*Exercise prompt:*
The records underneath are to be repeated exactly, with the pictures left out.

Part of a data file
========================
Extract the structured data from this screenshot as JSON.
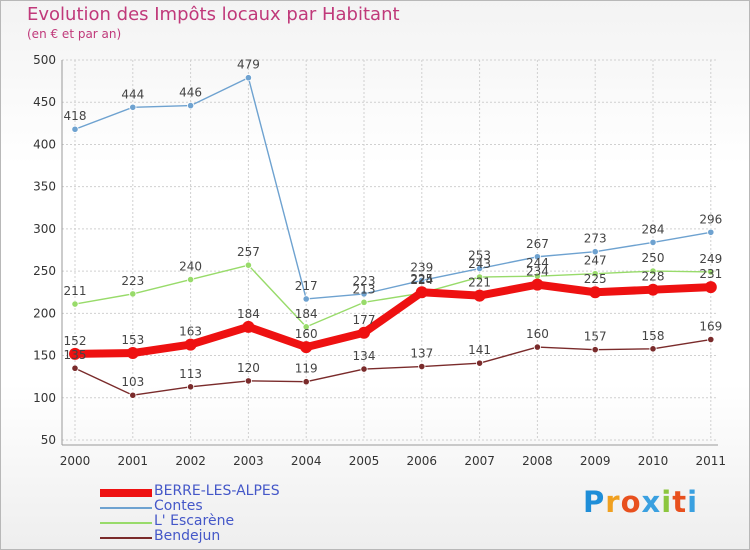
{
  "title": "Evolution des Impôts locaux par Habitant",
  "subtitle": "(en € et par an)",
  "logo": "Proxiti",
  "chart_data": {
    "type": "line",
    "x": [
      "2000",
      "2001",
      "2002",
      "2003",
      "2004",
      "2005",
      "2006",
      "2007",
      "2008",
      "2009",
      "2010",
      "2011"
    ],
    "ylim": [
      50,
      500
    ],
    "yticks": [
      50,
      100,
      150,
      200,
      250,
      300,
      350,
      400,
      450,
      500
    ],
    "grid": true,
    "series": [
      {
        "name": "BERRE-LES-ALPES",
        "color": "#ee1111",
        "values": [
          152,
          153,
          163,
          184,
          160,
          177,
          225,
          221,
          234,
          225,
          228,
          231
        ]
      },
      {
        "name": "Contes",
        "color": "#6ea2d0",
        "values": [
          418,
          444,
          446,
          479,
          217,
          223,
          239,
          253,
          267,
          273,
          284,
          296
        ]
      },
      {
        "name": "L' Escarène",
        "color": "#98db6a",
        "values": [
          211,
          223,
          240,
          257,
          184,
          213,
          224,
          243,
          244,
          247,
          250,
          249
        ]
      },
      {
        "name": "Bendejun",
        "color": "#7a2b2b",
        "values": [
          135,
          103,
          113,
          120,
          119,
          134,
          137,
          141,
          160,
          157,
          158,
          169
        ]
      }
    ]
  }
}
========================
*Correct answer:*
Extract the structured data from this screenshot as JSON.
{
  "title": "Evolution des Impôts locaux par Habitant",
  "subtitle": "(en € et par an)",
  "logo": "Proxiti",
  "chart_data": {
    "type": "line",
    "x": [
      "2000",
      "2001",
      "2002",
      "2003",
      "2004",
      "2005",
      "2006",
      "2007",
      "2008",
      "2009",
      "2010",
      "2011"
    ],
    "ylim": [
      50,
      500
    ],
    "yticks": [
      50,
      100,
      150,
      200,
      250,
      300,
      350,
      400,
      450,
      500
    ],
    "grid": true,
    "series": [
      {
        "name": "BERRE-LES-ALPES",
        "color": "#ee1111",
        "values": [
          152,
          153,
          163,
          184,
          160,
          177,
          225,
          221,
          234,
          225,
          228,
          231
        ]
      },
      {
        "name": "Contes",
        "color": "#6ea2d0",
        "values": [
          418,
          444,
          446,
          479,
          217,
          223,
          239,
          253,
          267,
          273,
          284,
          296
        ]
      },
      {
        "name": "L' Escarène",
        "color": "#98db6a",
        "values": [
          211,
          223,
          240,
          257,
          184,
          213,
          224,
          243,
          244,
          247,
          250,
          249
        ]
      },
      {
        "name": "Bendejun",
        "color": "#7a2b2b",
        "values": [
          135,
          103,
          113,
          120,
          119,
          134,
          137,
          141,
          160,
          157,
          158,
          169
        ]
      }
    ]
  }
}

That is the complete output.